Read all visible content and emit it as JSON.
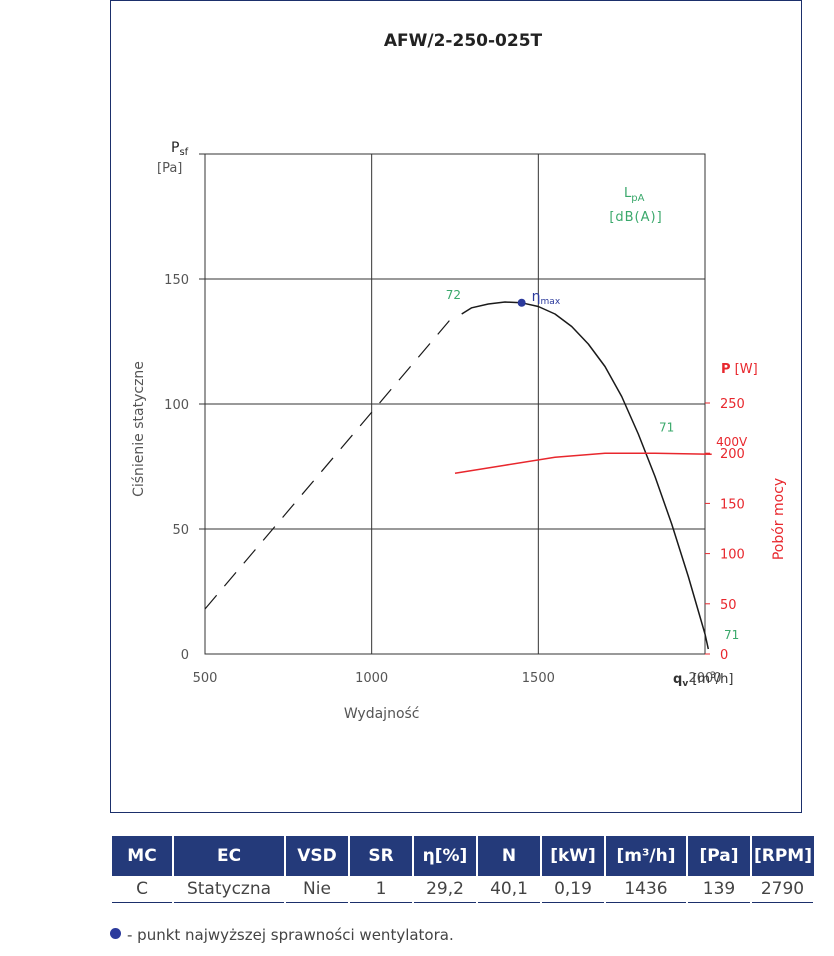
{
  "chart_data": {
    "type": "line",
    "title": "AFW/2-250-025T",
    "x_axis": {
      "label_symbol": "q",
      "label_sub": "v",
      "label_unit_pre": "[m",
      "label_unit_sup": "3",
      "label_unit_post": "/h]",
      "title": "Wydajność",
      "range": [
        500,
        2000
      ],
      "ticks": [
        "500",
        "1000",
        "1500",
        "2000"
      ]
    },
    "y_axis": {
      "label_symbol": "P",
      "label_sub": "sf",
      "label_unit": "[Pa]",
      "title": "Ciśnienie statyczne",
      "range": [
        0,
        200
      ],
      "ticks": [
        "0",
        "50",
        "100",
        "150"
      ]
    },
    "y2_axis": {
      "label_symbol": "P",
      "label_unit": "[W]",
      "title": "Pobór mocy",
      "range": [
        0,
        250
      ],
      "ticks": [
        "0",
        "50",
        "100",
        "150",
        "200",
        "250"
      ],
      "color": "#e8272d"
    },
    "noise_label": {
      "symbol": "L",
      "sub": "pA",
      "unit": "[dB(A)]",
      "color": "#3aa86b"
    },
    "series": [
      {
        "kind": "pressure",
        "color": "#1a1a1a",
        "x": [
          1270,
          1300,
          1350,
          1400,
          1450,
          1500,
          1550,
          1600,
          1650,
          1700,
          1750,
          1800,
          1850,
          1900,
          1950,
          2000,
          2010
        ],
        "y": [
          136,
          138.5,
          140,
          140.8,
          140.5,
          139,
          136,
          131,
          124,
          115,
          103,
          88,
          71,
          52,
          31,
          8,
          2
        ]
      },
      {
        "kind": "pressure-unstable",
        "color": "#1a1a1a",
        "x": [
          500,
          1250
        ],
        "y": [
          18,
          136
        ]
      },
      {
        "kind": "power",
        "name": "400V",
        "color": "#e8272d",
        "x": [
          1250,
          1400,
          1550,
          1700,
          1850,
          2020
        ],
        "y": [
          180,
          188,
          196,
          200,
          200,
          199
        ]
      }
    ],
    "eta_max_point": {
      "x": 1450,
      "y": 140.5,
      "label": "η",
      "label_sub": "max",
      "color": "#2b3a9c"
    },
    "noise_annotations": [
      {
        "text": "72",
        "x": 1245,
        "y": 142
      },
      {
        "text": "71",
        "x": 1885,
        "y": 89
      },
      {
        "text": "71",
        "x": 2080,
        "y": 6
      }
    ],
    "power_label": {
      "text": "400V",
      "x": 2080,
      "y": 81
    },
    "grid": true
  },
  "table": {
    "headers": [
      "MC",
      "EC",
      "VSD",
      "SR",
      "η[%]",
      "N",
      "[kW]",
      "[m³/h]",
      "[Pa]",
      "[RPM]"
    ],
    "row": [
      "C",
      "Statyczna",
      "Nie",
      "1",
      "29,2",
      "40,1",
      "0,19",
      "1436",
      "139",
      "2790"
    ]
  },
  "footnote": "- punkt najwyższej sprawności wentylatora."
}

## What to produce
Make an exact copy of every record, pictures excluded.

## Full answer
Read all visible content and emit it as JSON.
{
  "chart_data": {
    "type": "line",
    "title": "AFW/2-250-025T",
    "x_axis": {
      "label_symbol": "q",
      "label_sub": "v",
      "label_unit_pre": "[m",
      "label_unit_sup": "3",
      "label_unit_post": "/h]",
      "title": "Wydajność",
      "range": [
        500,
        2000
      ],
      "ticks": [
        "500",
        "1000",
        "1500",
        "2000"
      ]
    },
    "y_axis": {
      "label_symbol": "P",
      "label_sub": "sf",
      "label_unit": "[Pa]",
      "title": "Ciśnienie statyczne",
      "range": [
        0,
        200
      ],
      "ticks": [
        "0",
        "50",
        "100",
        "150"
      ]
    },
    "y2_axis": {
      "label_symbol": "P",
      "label_unit": "[W]",
      "title": "Pobór mocy",
      "range": [
        0,
        250
      ],
      "ticks": [
        "0",
        "50",
        "100",
        "150",
        "200",
        "250"
      ],
      "color": "#e8272d"
    },
    "noise_label": {
      "symbol": "L",
      "sub": "pA",
      "unit": "[dB(A)]",
      "color": "#3aa86b"
    },
    "series": [
      {
        "kind": "pressure",
        "color": "#1a1a1a",
        "x": [
          1270,
          1300,
          1350,
          1400,
          1450,
          1500,
          1550,
          1600,
          1650,
          1700,
          1750,
          1800,
          1850,
          1900,
          1950,
          2000,
          2010
        ],
        "y": [
          136,
          138.5,
          140,
          140.8,
          140.5,
          139,
          136,
          131,
          124,
          115,
          103,
          88,
          71,
          52,
          31,
          8,
          2
        ]
      },
      {
        "kind": "pressure-unstable",
        "color": "#1a1a1a",
        "x": [
          500,
          1250
        ],
        "y": [
          18,
          136
        ]
      },
      {
        "kind": "power",
        "name": "400V",
        "color": "#e8272d",
        "x": [
          1250,
          1400,
          1550,
          1700,
          1850,
          2020
        ],
        "y": [
          180,
          188,
          196,
          200,
          200,
          199
        ]
      }
    ],
    "eta_max_point": {
      "x": 1450,
      "y": 140.5,
      "label": "η",
      "label_sub": "max",
      "color": "#2b3a9c"
    },
    "noise_annotations": [
      {
        "text": "72",
        "x": 1245,
        "y": 142
      },
      {
        "text": "71",
        "x": 1885,
        "y": 89
      },
      {
        "text": "71",
        "x": 2080,
        "y": 6
      }
    ],
    "power_label": {
      "text": "400V",
      "x": 2080,
      "y": 81
    },
    "grid": true
  },
  "table": {
    "headers": [
      "MC",
      "EC",
      "VSD",
      "SR",
      "η[%]",
      "N",
      "[kW]",
      "[m³/h]",
      "[Pa]",
      "[RPM]"
    ],
    "row": [
      "C",
      "Statyczna",
      "Nie",
      "1",
      "29,2",
      "40,1",
      "0,19",
      "1436",
      "139",
      "2790"
    ]
  },
  "footnote": "- punkt najwyższej sprawności wentylatora."
}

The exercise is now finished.